- [Problem to solve]: The data below must be copied in full and without any change.

- [A run of records]:

· · ·

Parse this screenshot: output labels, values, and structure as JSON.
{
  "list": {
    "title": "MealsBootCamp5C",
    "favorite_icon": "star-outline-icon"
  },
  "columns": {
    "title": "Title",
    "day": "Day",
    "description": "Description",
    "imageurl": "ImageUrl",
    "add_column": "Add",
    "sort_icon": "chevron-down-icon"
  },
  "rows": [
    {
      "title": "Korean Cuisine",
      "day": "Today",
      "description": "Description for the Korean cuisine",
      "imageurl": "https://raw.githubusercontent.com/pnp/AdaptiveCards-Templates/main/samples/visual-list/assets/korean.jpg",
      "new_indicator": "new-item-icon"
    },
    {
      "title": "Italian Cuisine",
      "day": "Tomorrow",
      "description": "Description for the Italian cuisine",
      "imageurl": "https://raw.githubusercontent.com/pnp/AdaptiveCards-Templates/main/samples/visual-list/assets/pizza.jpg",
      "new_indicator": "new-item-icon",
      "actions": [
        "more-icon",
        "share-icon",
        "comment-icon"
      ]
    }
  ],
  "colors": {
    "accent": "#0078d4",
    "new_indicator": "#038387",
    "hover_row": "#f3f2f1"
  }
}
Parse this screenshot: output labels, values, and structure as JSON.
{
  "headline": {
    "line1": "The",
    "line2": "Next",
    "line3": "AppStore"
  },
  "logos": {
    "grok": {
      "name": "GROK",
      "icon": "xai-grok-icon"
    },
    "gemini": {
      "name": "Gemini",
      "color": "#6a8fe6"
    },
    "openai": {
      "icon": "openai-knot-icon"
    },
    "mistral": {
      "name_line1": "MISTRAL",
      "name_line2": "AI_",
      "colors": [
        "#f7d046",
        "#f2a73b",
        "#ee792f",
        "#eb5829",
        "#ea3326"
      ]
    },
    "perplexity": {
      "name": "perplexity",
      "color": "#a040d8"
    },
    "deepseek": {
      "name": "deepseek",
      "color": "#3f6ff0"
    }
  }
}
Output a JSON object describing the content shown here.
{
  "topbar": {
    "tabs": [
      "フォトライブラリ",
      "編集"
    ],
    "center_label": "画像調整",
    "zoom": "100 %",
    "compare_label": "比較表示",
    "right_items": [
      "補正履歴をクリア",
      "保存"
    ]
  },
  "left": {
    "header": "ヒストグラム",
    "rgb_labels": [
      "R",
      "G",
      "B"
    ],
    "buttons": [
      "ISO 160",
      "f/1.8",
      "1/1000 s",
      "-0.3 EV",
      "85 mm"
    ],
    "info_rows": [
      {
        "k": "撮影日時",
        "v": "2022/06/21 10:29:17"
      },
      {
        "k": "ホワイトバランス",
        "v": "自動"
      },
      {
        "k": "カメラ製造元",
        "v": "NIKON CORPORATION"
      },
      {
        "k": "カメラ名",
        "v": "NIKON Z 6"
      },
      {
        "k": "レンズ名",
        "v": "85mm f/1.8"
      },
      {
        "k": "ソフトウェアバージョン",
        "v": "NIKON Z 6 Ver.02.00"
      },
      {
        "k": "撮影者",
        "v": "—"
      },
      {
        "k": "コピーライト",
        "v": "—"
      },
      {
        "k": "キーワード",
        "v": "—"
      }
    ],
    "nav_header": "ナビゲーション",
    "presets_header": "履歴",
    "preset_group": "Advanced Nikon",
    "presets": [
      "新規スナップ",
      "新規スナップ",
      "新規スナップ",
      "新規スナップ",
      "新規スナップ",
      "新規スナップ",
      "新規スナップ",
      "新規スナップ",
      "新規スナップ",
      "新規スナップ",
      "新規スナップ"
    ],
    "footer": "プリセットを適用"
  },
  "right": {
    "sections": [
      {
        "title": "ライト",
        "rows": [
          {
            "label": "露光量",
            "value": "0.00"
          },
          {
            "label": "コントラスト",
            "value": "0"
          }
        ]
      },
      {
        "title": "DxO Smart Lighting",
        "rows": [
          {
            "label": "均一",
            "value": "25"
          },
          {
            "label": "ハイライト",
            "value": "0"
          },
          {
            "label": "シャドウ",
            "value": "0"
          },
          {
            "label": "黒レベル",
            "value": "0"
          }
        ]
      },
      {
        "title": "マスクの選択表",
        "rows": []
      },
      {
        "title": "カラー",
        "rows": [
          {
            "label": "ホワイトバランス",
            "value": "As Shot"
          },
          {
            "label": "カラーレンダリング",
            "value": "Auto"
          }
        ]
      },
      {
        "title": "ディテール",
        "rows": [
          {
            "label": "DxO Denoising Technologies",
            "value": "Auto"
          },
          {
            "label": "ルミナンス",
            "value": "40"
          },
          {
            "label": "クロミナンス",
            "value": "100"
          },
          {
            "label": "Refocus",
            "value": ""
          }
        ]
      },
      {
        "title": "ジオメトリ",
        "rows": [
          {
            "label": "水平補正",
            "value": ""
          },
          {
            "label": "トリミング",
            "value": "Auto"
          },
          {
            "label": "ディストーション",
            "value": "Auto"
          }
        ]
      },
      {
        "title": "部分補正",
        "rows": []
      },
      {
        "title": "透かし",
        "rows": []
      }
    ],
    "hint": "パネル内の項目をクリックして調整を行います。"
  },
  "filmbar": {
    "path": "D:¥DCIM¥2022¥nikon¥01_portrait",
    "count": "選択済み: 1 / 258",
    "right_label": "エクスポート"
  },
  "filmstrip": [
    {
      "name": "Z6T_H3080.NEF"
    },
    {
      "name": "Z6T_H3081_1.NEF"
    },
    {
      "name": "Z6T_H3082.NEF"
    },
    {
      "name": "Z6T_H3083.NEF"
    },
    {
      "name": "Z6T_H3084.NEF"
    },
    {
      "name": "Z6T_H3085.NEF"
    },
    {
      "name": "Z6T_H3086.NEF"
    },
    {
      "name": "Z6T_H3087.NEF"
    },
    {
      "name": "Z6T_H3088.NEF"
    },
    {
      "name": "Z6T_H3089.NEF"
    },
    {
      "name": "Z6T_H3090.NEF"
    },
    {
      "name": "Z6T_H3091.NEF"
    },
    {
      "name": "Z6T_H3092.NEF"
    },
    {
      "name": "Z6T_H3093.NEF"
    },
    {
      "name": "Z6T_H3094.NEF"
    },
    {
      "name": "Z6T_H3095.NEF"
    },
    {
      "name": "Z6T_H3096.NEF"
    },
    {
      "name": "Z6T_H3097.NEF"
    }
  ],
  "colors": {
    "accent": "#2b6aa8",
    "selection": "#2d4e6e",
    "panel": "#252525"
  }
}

· · ·

- [The answer]:
Parse this screenshot: output labels, values, and structure as JSON.
{
  "list": {
    "title": "MealsBootCamp5C",
    "favorite_icon": "star-outline-icon"
  },
  "columns": {
    "title": "Title",
    "day": "Day",
    "description": "Description",
    "imageurl": "ImageUrl",
    "add_column": "Add",
    "sort_icon": "chevron-down-icon"
  },
  "rows": [
    {
      "title": "Korean Cuisine",
      "day": "Today",
      "description": "Description for the Korean cuisine",
      "imageurl": "https://raw.githubusercontent.com/pnp/AdaptiveCards-Templates/main/samples/visual-list/assets/korean.jpg",
      "new_indicator": "new-item-icon"
    },
    {
      "title": "Italian Cuisine",
      "day": "Tomorrow",
      "description": "Description for the Italian cuisine",
      "imageurl": "https://raw.githubusercontent.com/pnp/AdaptiveCards-Templates/main/samples/visual-list/assets/pizza.jpg",
      "new_indicator": "new-item-icon",
      "actions": [
        "more-icon",
        "share-icon",
        "comment-icon"
      ]
    }
  ],
  "colors": {
    "accent": "#0078d4",
    "new_indicator": "#038387",
    "hover_row": "#f3f2f1"
  }
}
Parse this screenshot: output labels, values, and structure as JSON.
{
  "headline": {
    "line1": "The",
    "line2": "Next",
    "line3": "AppStore"
  },
  "logos": {
    "grok": {
      "name": "GROK",
      "icon": "xai-grok-icon"
    },
    "gemini": {
      "name": "Gemini",
      "color": "#6a8fe6"
    },
    "openai": {
      "icon": "openai-knot-icon"
    },
    "mistral": {
      "name_line1": "MISTRAL",
      "name_line2": "AI_",
      "colors": [
        "#f7d046",
        "#f2a73b",
        "#ee792f",
        "#eb5829",
        "#ea3326"
      ]
    },
    "perplexity": {
      "name": "perplexity",
      "color": "#a040d8"
    },
    "deepseek": {
      "name": "deepseek",
      "color": "#3f6ff0"
    }
  }
}
Output a JSON object describing the content shown here.
{
  "topbar": {
    "tabs": [
      "フォトライブラリ",
      "編集"
    ],
    "center_label": "画像調整",
    "zoom": "100 %",
    "compare_label": "比較表示",
    "right_items": [
      "補正履歴をクリア",
      "保存"
    ]
  },
  "left": {
    "header": "ヒストグラム",
    "rgb_labels": [
      "R",
      "G",
      "B"
    ],
    "buttons": [
      "ISO 160",
      "f/1.8",
      "1/1000 s",
      "-0.3 EV",
      "85 mm"
    ],
    "info_rows": [
      {
        "k": "撮影日時",
        "v": "2022/06/21 10:29:17"
      },
      {
        "k": "ホワイトバランス",
        "v": "自動"
      },
      {
        "k": "カメラ製造元",
        "v": "NIKON CORPORATION"
      },
      {
        "k": "カメラ名",
        "v": "NIKON Z 6"
      },
      {
        "k": "レンズ名",
        "v": "85mm f/1.8"
      },
      {
        "k": "ソフトウェアバージョン",
        "v": "NIKON Z 6 Ver.02.00"
      },
      {
        "k": "撮影者",
        "v": "—"
      },
      {
        "k": "コピーライト",
        "v": "—"
      },
      {
        "k": "キーワード",
        "v": "—"
      }
    ],
    "nav_header": "ナビゲーション",
    "presets_header": "履歴",
    "preset_group": "Advanced Nikon",
    "presets": [
      "新規スナップ",
      "新規スナップ",
      "新規スナップ",
      "新規スナップ",
      "新規スナップ",
      "新規スナップ",
      "新規スナップ",
      "新規スナップ",
      "新規スナップ",
      "新規スナップ",
      "新規スナップ"
    ],
    "footer": "プリセットを適用"
  },
  "right": {
    "sections": [
      {
        "title": "ライト",
        "rows": [
          {
            "label": "露光量",
            "value": "0.00"
          },
          {
            "label": "コントラスト",
            "value": "0"
          }
        ]
      },
      {
        "title": "DxO Smart Lighting",
        "rows": [
          {
            "label": "均一",
            "value": "25"
          },
          {
            "label": "ハイライト",
            "value": "0"
          },
          {
            "label": "シャドウ",
            "value": "0"
          },
          {
            "label": "黒レベル",
            "value": "0"
          }
        ]
      },
      {
        "title": "マスクの選択表",
        "rows": []
      },
      {
        "title": "カラー",
        "rows": [
          {
            "label": "ホワイトバランス",
            "value": "As Shot"
          },
          {
            "label": "カラーレンダリング",
            "value": "Auto"
          }
        ]
      },
      {
        "title": "ディテール",
        "rows": [
          {
            "label": "DxO Denoising Technologies",
            "value": "Auto"
          },
          {
            "label": "ルミナンス",
            "value": "40"
          },
          {
            "label": "クロミナンス",
            "value": "100"
          },
          {
            "label": "Refocus",
            "value": ""
          }
        ]
      },
      {
        "title": "ジオメトリ",
        "rows": [
          {
            "label": "水平補正",
            "value": ""
          },
          {
            "label": "トリミング",
            "value": "Auto"
          },
          {
            "label": "ディストーション",
            "value": "Auto"
          }
        ]
      },
      {
        "title": "部分補正",
        "rows": []
      },
      {
        "title": "透かし",
        "rows": []
      }
    ],
    "hint": "パネル内の項目をクリックして調整を行います。"
  },
  "filmbar": {
    "path": "D:¥DCIM¥2022¥nikon¥01_portrait",
    "count": "選択済み: 1 / 258",
    "right_label": "エクスポート"
  },
  "filmstrip": [
    {
      "name": "Z6T_H3080.NEF"
    },
    {
      "name": "Z6T_H3081_1.NEF"
    },
    {
      "name": "Z6T_H3082.NEF"
    },
    {
      "name": "Z6T_H3083.NEF"
    },
    {
      "name": "Z6T_H3084.NEF"
    },
    {
      "name": "Z6T_H3085.NEF"
    },
    {
      "name": "Z6T_H3086.NEF"
    },
    {
      "name": "Z6T_H3087.NEF"
    },
    {
      "name": "Z6T_H3088.NEF"
    },
    {
      "name": "Z6T_H3089.NEF"
    },
    {
      "name": "Z6T_H3090.NEF"
    },
    {
      "name": "Z6T_H3091.NEF"
    },
    {
      "name": "Z6T_H3092.NEF"
    },
    {
      "name": "Z6T_H3093.NEF"
    },
    {
      "name": "Z6T_H3094.NEF"
    },
    {
      "name": "Z6T_H3095.NEF"
    },
    {
      "name": "Z6T_H3096.NEF"
    },
    {
      "name": "Z6T_H3097.NEF"
    }
  ],
  "colors": {
    "accent": "#2b6aa8",
    "selection": "#2d4e6e",
    "panel": "#252525"
  }
}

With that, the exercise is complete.